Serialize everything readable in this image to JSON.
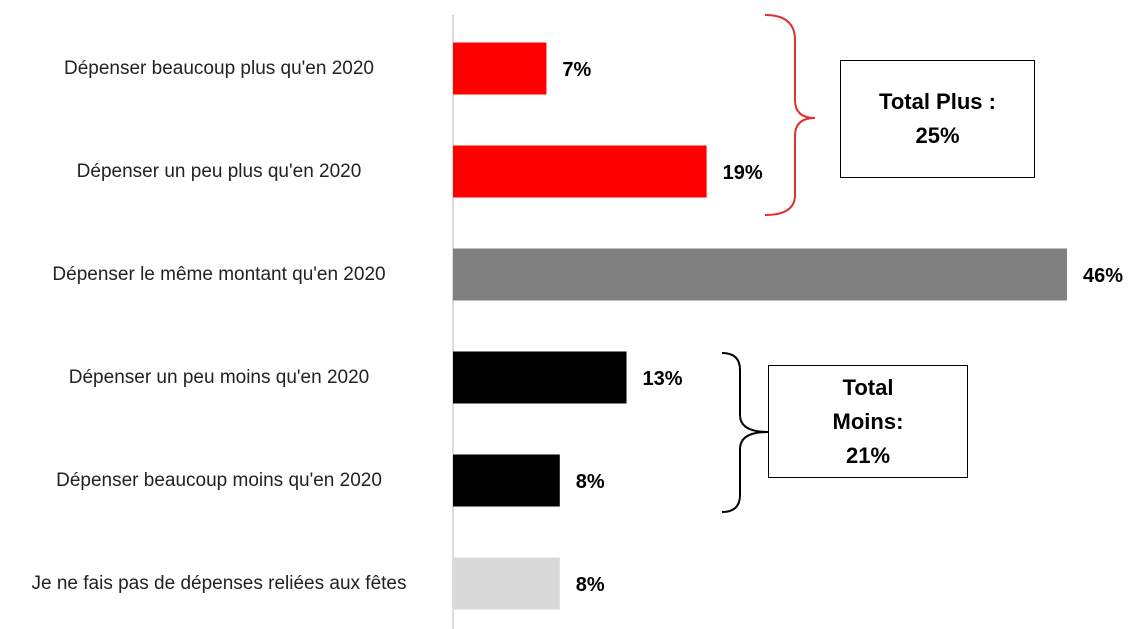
{
  "chart_data": {
    "type": "bar",
    "orientation": "horizontal",
    "categories": [
      "Dépenser beaucoup plus qu'en 2020",
      "Dépenser un peu plus qu'en 2020",
      "Dépenser le même montant qu'en 2020",
      "Dépenser un peu moins qu'en 2020",
      "Dépenser beaucoup moins qu'en 2020",
      "Je ne fais pas de dépenses reliées aux fêtes"
    ],
    "values": [
      7,
      19,
      46,
      13,
      8,
      8
    ],
    "value_labels": [
      "7%",
      "19%",
      "46%",
      "13%",
      "8%",
      "8%"
    ],
    "colors": [
      "#ff0000",
      "#ff0000",
      "#808080",
      "#000000",
      "#000000",
      "#d9d9d9"
    ],
    "xlim": [
      0,
      46
    ],
    "annotations": [
      {
        "lines": [
          "Total Plus :",
          "25%"
        ],
        "color": "#e03030"
      },
      {
        "lines": [
          "Total",
          "Moins:",
          "21%"
        ],
        "color": "#000000"
      }
    ]
  }
}
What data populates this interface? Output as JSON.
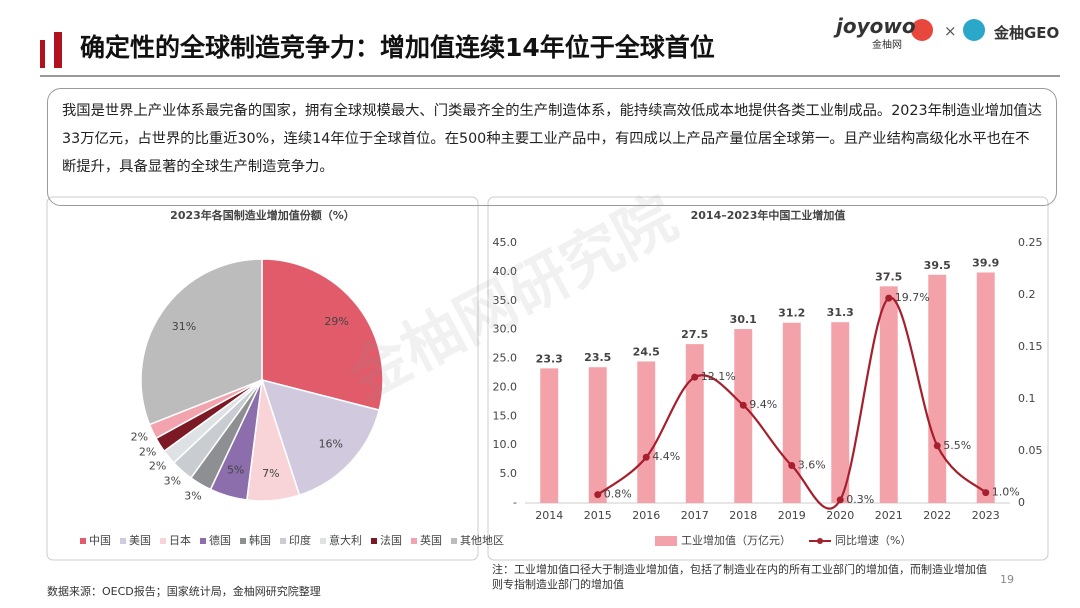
{
  "header": {
    "title": "确定性的全球制造竞争力：增加值连续14年位于全球首位",
    "logo_left": "joyowo",
    "logo_left_sub": "金柚网",
    "logo_sep": "×",
    "logo_right": "金柚GEO"
  },
  "intro": "我国是世界上产业体系最完备的国家，拥有全球规模最大、门类最齐全的生产制造体系，能持续高效低成本地提供各类工业制成品。2023年制造业增加值达33万亿元，占世界的比重近30%，连续14年位于全球首位。在500种主要工业产品中，有四成以上产品产量位居全球第一。且产业结构高级化水平也在不断提升，具备显著的全球生产制造竞争力。",
  "watermark": "金柚网研究院",
  "chart_data": [
    {
      "type": "pie",
      "title": "2023年各国制造业增加值份额（%）",
      "categories": [
        "中国",
        "美国",
        "日本",
        "德国",
        "韩国",
        "印度",
        "意大利",
        "法国",
        "英国",
        "其他地区"
      ],
      "values": [
        29,
        16,
        7,
        5,
        3,
        3,
        2,
        2,
        2,
        31
      ],
      "value_labels": [
        "29%",
        "16%",
        "7%",
        "5%",
        "3%",
        "3%",
        "2%",
        "2%",
        "2%",
        "31%"
      ],
      "colors": [
        "#e15b6b",
        "#d1c9de",
        "#f8d4d9",
        "#8b6eab",
        "#8d8f92",
        "#c9cdd1",
        "#dfe2e5",
        "#7b1a25",
        "#f2a3ad",
        "#bcbcbc"
      ]
    },
    {
      "type": "bar",
      "title": "2014–2023年中国工业增加值",
      "categories": [
        "2014",
        "2015",
        "2016",
        "2017",
        "2018",
        "2019",
        "2020",
        "2021",
        "2022",
        "2023"
      ],
      "series": [
        {
          "name": "工业增加值（万亿元）",
          "color": "#f4a2aa",
          "values": [
            23.3,
            23.5,
            24.5,
            27.5,
            30.1,
            31.2,
            31.3,
            37.5,
            39.5,
            39.9
          ]
        },
        {
          "name": "同比增速（%）",
          "type": "line",
          "axis": "y2",
          "color": "#a51f2d",
          "values": [
            null,
            0.008,
            0.044,
            0.121,
            0.094,
            0.036,
            0.003,
            0.197,
            0.055,
            0.01
          ],
          "value_labels": [
            null,
            "0.8%",
            "4.4%",
            "12.1%",
            "9.4%",
            "3.6%",
            "0.3%",
            "19.7%",
            "5.5%",
            "1.0%"
          ]
        }
      ],
      "ylim": [
        0,
        45
      ],
      "yticks": [
        {
          "value": 0,
          "label": "-"
        },
        {
          "value": 5,
          "label": "5.0"
        },
        {
          "value": 10,
          "label": "10.0"
        },
        {
          "value": 15,
          "label": "15.0"
        },
        {
          "value": 20,
          "label": "20.0"
        },
        {
          "value": 25,
          "label": "25.0"
        },
        {
          "value": 30,
          "label": "30.0"
        },
        {
          "value": 35,
          "label": "35.0"
        },
        {
          "value": 40,
          "label": "40.0"
        },
        {
          "value": 45,
          "label": "45.0"
        }
      ],
      "y2lim": [
        0,
        0.25
      ],
      "y2ticks": [
        0,
        0.05,
        0.1,
        0.15,
        0.2,
        0.25
      ],
      "grid": false
    }
  ],
  "note": "注：工业增加值口径大于制造业增加值，包括了制造业在内的所有工业部门的增加值，而制造业增加值则专指制造业部门的增加值",
  "source": "数据来源：OECD报告；国家统计局，金柚网研究院整理",
  "page_number": "19"
}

#### WHAT IS ASKED:
Repeat the data exactly in full, omitting its pictures.

#### FINISHED EXERCISE:
Serialize everything readable in this image to JSON.
{
  "chart_data": {
    "type": "bar",
    "orientation": "horizontal",
    "categories": [
      "Dépenser beaucoup plus qu'en 2020",
      "Dépenser un peu plus qu'en 2020",
      "Dépenser le même montant qu'en 2020",
      "Dépenser un peu moins qu'en 2020",
      "Dépenser beaucoup moins qu'en 2020",
      "Je ne fais pas de dépenses reliées aux fêtes"
    ],
    "values": [
      7,
      19,
      46,
      13,
      8,
      8
    ],
    "value_labels": [
      "7%",
      "19%",
      "46%",
      "13%",
      "8%",
      "8%"
    ],
    "colors": [
      "#ff0000",
      "#ff0000",
      "#808080",
      "#000000",
      "#000000",
      "#d9d9d9"
    ],
    "xlim": [
      0,
      46
    ],
    "annotations": [
      {
        "lines": [
          "Total Plus :",
          "25%"
        ],
        "color": "#e03030"
      },
      {
        "lines": [
          "Total",
          "Moins:",
          "21%"
        ],
        "color": "#000000"
      }
    ]
  }
}
What data populates this interface? Output as JSON.
{
  "header": {
    "title": "确定性的全球制造竞争力：增加值连续14年位于全球首位",
    "logo_left": "joyowo",
    "logo_left_sub": "金柚网",
    "logo_sep": "×",
    "logo_right": "金柚GEO"
  },
  "intro": "我国是世界上产业体系最完备的国家，拥有全球规模最大、门类最齐全的生产制造体系，能持续高效低成本地提供各类工业制成品。2023年制造业增加值达33万亿元，占世界的比重近30%，连续14年位于全球首位。在500种主要工业产品中，有四成以上产品产量位居全球第一。且产业结构高级化水平也在不断提升，具备显著的全球生产制造竞争力。",
  "watermark": "金柚网研究院",
  "chart_data": [
    {
      "type": "pie",
      "title": "2023年各国制造业增加值份额（%）",
      "categories": [
        "中国",
        "美国",
        "日本",
        "德国",
        "韩国",
        "印度",
        "意大利",
        "法国",
        "英国",
        "其他地区"
      ],
      "values": [
        29,
        16,
        7,
        5,
        3,
        3,
        2,
        2,
        2,
        31
      ],
      "value_labels": [
        "29%",
        "16%",
        "7%",
        "5%",
        "3%",
        "3%",
        "2%",
        "2%",
        "2%",
        "31%"
      ],
      "colors": [
        "#e15b6b",
        "#d1c9de",
        "#f8d4d9",
        "#8b6eab",
        "#8d8f92",
        "#c9cdd1",
        "#dfe2e5",
        "#7b1a25",
        "#f2a3ad",
        "#bcbcbc"
      ]
    },
    {
      "type": "bar",
      "title": "2014–2023年中国工业增加值",
      "categories": [
        "2014",
        "2015",
        "2016",
        "2017",
        "2018",
        "2019",
        "2020",
        "2021",
        "2022",
        "2023"
      ],
      "series": [
        {
          "name": "工业增加值（万亿元）",
          "color": "#f4a2aa",
          "values": [
            23.3,
            23.5,
            24.5,
            27.5,
            30.1,
            31.2,
            31.3,
            37.5,
            39.5,
            39.9
          ]
        },
        {
          "name": "同比增速（%）",
          "type": "line",
          "axis": "y2",
          "color": "#a51f2d",
          "values": [
            null,
            0.008,
            0.044,
            0.121,
            0.094,
            0.036,
            0.003,
            0.197,
            0.055,
            0.01
          ],
          "value_labels": [
            null,
            "0.8%",
            "4.4%",
            "12.1%",
            "9.4%",
            "3.6%",
            "0.3%",
            "19.7%",
            "5.5%",
            "1.0%"
          ]
        }
      ],
      "ylim": [
        0,
        45
      ],
      "yticks": [
        {
          "value": 0,
          "label": "-"
        },
        {
          "value": 5,
          "label": "5.0"
        },
        {
          "value": 10,
          "label": "10.0"
        },
        {
          "value": 15,
          "label": "15.0"
        },
        {
          "value": 20,
          "label": "20.0"
        },
        {
          "value": 25,
          "label": "25.0"
        },
        {
          "value": 30,
          "label": "30.0"
        },
        {
          "value": 35,
          "label": "35.0"
        },
        {
          "value": 40,
          "label": "40.0"
        },
        {
          "value": 45,
          "label": "45.0"
        }
      ],
      "y2lim": [
        0,
        0.25
      ],
      "y2ticks": [
        0,
        0.05,
        0.1,
        0.15,
        0.2,
        0.25
      ],
      "grid": false
    }
  ],
  "note": "注：工业增加值口径大于制造业增加值，包括了制造业在内的所有工业部门的增加值，而制造业增加值则专指制造业部门的增加值",
  "source": "数据来源：OECD报告；国家统计局，金柚网研究院整理",
  "page_number": "19"
}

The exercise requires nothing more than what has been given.